抽出テキスト:
労務アドバイス vol.100
社会保険の年収の壁について (2025.02.26)
昨年の衆議院選挙後より、所得税の壁である103万の壁などを中心に「年収の壁」の話題が多くなっています。103万、106万、130万など耳にしますが、所得税の話と年金の話とで要件も異なるため、理解を深める必要があります。
「106万の壁」
従業員数(厚生年金の加入者)51人以上の規模の会社に勤務する方が、社会保険(健康保険・厚生年金)へ加入する年収額のことです。年収106万という表現となっていますが、厳密には、月88,000円で判断します。この壁には、時間外手当や賞与などの金額は含まれず、純粋に雇用契約書に記載した労働条件で働いた場合、月88,000円以上となるかどうかで判断されます。なお、週20時間以上という要件もあるため、月88,000円以上となっても、週あたり20時間未 満の勤務である場合は、加入資格がないことになります。
「130万の壁」

データセット抜粋:
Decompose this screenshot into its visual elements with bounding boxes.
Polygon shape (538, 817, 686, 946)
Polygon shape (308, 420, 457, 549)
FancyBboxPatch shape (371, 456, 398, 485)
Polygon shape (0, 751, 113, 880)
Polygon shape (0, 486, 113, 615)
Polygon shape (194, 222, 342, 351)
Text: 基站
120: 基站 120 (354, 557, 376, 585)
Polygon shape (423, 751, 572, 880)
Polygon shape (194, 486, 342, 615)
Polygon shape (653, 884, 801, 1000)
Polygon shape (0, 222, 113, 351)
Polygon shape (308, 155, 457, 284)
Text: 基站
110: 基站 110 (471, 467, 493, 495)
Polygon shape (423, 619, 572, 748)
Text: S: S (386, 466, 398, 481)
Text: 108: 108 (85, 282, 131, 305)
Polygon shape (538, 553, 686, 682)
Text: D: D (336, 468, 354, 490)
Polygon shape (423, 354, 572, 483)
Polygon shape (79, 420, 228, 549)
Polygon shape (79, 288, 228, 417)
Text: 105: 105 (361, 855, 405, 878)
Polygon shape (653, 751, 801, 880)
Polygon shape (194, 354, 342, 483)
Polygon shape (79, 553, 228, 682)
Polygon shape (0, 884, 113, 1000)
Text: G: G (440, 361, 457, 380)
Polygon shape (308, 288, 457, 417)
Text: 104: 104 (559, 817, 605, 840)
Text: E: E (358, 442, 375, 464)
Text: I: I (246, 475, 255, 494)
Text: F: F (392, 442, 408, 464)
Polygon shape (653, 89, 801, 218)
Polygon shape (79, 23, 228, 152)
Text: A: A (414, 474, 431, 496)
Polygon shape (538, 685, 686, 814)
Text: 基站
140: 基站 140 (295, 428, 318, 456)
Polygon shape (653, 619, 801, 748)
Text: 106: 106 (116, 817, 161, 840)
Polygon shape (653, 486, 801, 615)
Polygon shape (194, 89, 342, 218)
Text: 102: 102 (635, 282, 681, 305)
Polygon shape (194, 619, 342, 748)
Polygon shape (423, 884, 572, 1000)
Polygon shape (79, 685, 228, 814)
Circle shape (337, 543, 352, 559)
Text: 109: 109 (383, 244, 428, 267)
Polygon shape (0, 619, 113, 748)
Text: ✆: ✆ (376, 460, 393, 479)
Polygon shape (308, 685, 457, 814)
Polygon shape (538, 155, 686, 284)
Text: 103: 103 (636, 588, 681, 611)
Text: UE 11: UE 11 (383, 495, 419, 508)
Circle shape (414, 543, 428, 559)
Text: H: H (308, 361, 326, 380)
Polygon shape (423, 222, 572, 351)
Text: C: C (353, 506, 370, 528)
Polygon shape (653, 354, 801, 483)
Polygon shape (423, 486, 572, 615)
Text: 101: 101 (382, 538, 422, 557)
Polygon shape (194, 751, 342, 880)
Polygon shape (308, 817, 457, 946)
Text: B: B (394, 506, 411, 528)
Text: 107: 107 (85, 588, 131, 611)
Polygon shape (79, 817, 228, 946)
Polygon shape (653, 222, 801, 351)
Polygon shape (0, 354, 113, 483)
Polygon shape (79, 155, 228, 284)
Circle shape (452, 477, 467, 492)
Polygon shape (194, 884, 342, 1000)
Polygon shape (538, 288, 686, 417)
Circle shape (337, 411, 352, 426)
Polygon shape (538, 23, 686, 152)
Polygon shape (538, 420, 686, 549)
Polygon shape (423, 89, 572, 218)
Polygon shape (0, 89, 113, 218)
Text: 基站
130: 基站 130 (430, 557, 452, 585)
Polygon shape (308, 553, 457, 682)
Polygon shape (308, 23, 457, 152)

必要な作業:
1 – 年収の壁に関する文章に出てくる「〇〇万の壁」をすべて挙げてください。
2 – 年収の壁に関する文章のうち、「従業員数(厚生年金の加入者)」から「入資格がないことになります。」までを一字一句そのまま書き写してください。
3 – 年収の壁に関する文章によると、「106万の壁」は厳密には月いくらを基準に判断されますか。
上の資料は、年収の壁に関する文章とは別の出典から取られたものです。

各作業の解答:
1 – 103万の壁、106万の壁、130万の壁

2 –
従業員数(厚生年金の加入者)51人以上の規模の会社に勤務する方が、社会保険(健康保険・厚生年金)へ加入する年収額のことです。年収106万という表現となっていますが、厳密には、月88,000円で判断します。この壁には、時間外手当や賞与などの金額は含まれず、純粋に雇用契約書に記載した労働条件で働いた場合、月88,000円以上となるかどうかで判断されます。なお、週20時間以上という要件もあるため、月88,000円以上となっても、週あたり20時間未 満の勤務である場合は、加入資格がないことになります。

3 – 月88,000円です。